> [Extract provided]

Hi everyone! In our approach to start opening Thinger.io more and more over time, we are trying to consolidate some of the platform core features. One of the key aspects of Thinger.io is the protocol between the devices and the cloud. At this moment, such protocol is not documented at all, it does not have a name, or provide client libraries in different languages (only C++). It just works, it is part of the Thinger.io magic, but lacks a better support.
This is changing right now During the past few months we have been working on redesigning some key aspects of the initial protocol, making it more efficient over the wire, extensible, easier to build clients for it, and supporting different encoding techniques beyond the well-known PSON
. Such new protocol is called now IOTMP
, which stands for IOT Message Protocol (not quite original ).

> [Extracted entries]
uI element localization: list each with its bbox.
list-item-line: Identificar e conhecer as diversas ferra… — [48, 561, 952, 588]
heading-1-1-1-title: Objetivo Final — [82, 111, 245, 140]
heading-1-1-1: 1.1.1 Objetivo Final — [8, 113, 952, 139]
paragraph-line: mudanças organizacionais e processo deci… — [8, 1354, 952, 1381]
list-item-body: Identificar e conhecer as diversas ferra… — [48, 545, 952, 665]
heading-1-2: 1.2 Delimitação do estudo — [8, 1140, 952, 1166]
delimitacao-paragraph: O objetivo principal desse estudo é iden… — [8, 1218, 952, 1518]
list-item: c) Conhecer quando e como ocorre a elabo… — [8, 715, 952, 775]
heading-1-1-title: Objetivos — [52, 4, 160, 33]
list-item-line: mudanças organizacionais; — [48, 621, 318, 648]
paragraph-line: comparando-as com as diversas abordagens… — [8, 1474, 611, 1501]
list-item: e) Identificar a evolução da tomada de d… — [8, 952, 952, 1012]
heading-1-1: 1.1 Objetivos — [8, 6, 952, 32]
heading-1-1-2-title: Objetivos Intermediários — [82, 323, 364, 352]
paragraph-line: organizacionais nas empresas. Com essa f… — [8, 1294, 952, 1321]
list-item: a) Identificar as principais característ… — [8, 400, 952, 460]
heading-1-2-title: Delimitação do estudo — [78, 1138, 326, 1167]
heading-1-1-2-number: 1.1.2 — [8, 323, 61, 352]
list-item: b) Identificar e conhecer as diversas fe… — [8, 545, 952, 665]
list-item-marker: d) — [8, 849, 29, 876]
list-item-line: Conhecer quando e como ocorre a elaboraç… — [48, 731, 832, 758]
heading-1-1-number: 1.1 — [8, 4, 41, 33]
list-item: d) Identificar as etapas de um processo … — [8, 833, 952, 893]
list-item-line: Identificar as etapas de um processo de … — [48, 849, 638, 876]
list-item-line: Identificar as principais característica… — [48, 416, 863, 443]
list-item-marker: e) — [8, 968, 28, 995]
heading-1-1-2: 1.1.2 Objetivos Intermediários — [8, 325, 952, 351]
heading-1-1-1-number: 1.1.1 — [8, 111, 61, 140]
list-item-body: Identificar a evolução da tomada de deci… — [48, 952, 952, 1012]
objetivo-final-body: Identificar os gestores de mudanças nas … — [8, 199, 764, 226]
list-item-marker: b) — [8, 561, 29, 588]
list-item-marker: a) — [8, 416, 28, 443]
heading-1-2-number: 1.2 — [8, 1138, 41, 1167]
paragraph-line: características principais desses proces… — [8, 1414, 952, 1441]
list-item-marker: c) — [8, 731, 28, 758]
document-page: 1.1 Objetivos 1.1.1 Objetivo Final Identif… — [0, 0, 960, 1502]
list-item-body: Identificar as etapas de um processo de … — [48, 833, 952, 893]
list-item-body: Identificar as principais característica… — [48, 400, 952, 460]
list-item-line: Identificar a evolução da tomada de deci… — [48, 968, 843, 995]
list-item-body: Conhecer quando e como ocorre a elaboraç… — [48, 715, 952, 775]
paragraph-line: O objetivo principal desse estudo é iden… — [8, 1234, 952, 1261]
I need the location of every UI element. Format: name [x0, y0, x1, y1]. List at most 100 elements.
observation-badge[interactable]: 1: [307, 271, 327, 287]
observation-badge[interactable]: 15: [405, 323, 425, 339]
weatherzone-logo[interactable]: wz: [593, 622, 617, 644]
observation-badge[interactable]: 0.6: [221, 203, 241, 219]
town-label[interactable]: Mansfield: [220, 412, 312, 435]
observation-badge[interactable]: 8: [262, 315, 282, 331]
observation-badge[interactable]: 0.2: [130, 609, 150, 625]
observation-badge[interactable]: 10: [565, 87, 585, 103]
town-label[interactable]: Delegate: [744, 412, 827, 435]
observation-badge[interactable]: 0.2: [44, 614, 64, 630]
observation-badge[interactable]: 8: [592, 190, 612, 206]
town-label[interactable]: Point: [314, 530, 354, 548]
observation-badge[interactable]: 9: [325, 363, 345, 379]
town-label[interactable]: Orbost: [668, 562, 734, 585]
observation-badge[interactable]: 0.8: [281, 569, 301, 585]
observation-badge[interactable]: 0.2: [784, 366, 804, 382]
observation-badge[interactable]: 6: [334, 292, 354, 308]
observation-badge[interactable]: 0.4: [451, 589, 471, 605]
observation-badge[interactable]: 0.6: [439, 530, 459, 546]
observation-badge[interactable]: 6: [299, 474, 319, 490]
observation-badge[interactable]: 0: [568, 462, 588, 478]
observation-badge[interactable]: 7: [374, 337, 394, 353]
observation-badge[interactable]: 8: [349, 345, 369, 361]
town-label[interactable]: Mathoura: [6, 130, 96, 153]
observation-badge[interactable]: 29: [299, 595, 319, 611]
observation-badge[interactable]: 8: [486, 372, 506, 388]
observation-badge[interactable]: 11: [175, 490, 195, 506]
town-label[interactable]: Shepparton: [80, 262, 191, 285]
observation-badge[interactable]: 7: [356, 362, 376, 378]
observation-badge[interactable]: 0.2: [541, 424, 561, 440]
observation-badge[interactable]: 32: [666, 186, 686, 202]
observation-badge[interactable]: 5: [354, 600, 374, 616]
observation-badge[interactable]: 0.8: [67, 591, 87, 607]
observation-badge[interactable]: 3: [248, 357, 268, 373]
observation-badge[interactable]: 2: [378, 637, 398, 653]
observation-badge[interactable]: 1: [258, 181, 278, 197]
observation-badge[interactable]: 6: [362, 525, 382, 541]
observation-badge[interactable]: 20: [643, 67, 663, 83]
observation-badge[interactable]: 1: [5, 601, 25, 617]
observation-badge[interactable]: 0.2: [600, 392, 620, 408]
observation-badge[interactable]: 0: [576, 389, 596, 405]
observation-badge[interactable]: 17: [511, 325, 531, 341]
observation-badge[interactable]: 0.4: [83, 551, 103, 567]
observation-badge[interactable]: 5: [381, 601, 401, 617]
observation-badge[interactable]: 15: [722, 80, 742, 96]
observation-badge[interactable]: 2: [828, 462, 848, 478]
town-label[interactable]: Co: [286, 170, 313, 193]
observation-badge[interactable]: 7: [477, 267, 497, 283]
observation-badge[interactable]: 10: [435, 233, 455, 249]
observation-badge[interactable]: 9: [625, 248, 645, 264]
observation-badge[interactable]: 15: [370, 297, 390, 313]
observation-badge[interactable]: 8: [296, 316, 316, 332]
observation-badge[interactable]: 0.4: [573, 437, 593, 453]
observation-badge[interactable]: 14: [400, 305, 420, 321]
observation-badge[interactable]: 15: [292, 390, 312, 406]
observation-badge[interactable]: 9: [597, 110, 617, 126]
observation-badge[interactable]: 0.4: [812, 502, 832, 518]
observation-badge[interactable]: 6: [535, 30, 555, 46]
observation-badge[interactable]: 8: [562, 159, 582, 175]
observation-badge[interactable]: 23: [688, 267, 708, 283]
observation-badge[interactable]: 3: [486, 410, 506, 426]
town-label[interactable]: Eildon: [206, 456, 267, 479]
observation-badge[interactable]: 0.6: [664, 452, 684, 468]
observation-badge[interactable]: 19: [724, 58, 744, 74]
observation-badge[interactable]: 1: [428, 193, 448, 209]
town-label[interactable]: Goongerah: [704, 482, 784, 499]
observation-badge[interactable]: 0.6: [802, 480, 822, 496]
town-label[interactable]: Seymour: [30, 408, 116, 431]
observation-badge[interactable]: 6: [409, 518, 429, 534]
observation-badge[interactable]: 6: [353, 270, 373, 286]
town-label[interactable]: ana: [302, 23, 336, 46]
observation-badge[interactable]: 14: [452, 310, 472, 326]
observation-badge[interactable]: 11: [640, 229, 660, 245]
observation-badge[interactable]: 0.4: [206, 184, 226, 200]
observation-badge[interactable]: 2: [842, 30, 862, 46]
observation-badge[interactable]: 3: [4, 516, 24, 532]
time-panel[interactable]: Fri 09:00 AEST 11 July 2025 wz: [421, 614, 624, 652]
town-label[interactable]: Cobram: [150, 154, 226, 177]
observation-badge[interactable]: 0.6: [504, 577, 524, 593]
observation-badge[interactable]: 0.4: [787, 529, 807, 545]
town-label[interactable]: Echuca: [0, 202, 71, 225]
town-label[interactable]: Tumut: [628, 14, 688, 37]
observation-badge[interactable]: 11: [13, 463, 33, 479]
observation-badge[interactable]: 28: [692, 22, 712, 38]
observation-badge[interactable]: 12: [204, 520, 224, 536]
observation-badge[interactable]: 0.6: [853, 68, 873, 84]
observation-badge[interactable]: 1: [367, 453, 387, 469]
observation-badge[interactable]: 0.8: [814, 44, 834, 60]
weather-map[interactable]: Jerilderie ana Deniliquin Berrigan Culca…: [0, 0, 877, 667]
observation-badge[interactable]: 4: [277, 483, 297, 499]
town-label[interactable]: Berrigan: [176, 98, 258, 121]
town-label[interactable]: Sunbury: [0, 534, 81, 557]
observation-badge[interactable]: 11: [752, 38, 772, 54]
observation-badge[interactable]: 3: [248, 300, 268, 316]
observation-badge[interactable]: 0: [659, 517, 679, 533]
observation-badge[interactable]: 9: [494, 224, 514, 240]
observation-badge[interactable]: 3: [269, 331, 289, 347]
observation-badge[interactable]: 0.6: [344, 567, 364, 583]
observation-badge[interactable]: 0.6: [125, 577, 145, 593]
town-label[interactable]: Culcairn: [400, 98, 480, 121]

> [Required actions]
a) Decide whether each statement below agrees with the post about the Thinger.io protocol, answering yes or no and quoting the deciding words from the post: (i) Client libraries for the protocol currently exist only in C++. (ii) The protocol is already documented. (iii) The new protocol is called IOTMP.
b) List every improvement that the post about the Thinger.io protocol says the redesign of the initial protocol aims for.
c) Reproduce the post about the Thinger.io protocol from "Hi everyone! In" up to and including "quite original ).".

> [Solutions to the tasks]
a)
(i) Yes: "or provide client libraries in different languages (only C++)"
(ii) No: "such protocol is not documented at all"
(iii) Yes: "Such new protocol is called now IOTMP"

b)
- Making it more efficient over the wire
- Making it extensible
- Making it easier to build clients for it
- Supporting different encoding techniques beyond the well-known PSON

c)
Hi everyone! In our approach to start opening Thinger.io more and more over time, we are trying to consolidate some of the platform core features. One of the key aspects of Thinger.io is the protocol between the devices and the cloud. At this moment, such protocol is not documented at all, it does not have a name, or provide client libraries in different languages (only C++). It just works, it is part of the Thinger.io magic, but lacks a better support.
This is changing right now During the past few months we have been working on redesigning some key aspects of the initial protocol, making it more efficient over the wire, extensible, easier to build clients for it, and supporting different encoding techniques beyond the well-known PSON
. Such new protocol is called now IOTMP
, which stands for IOT Message Protocol (not quite original ).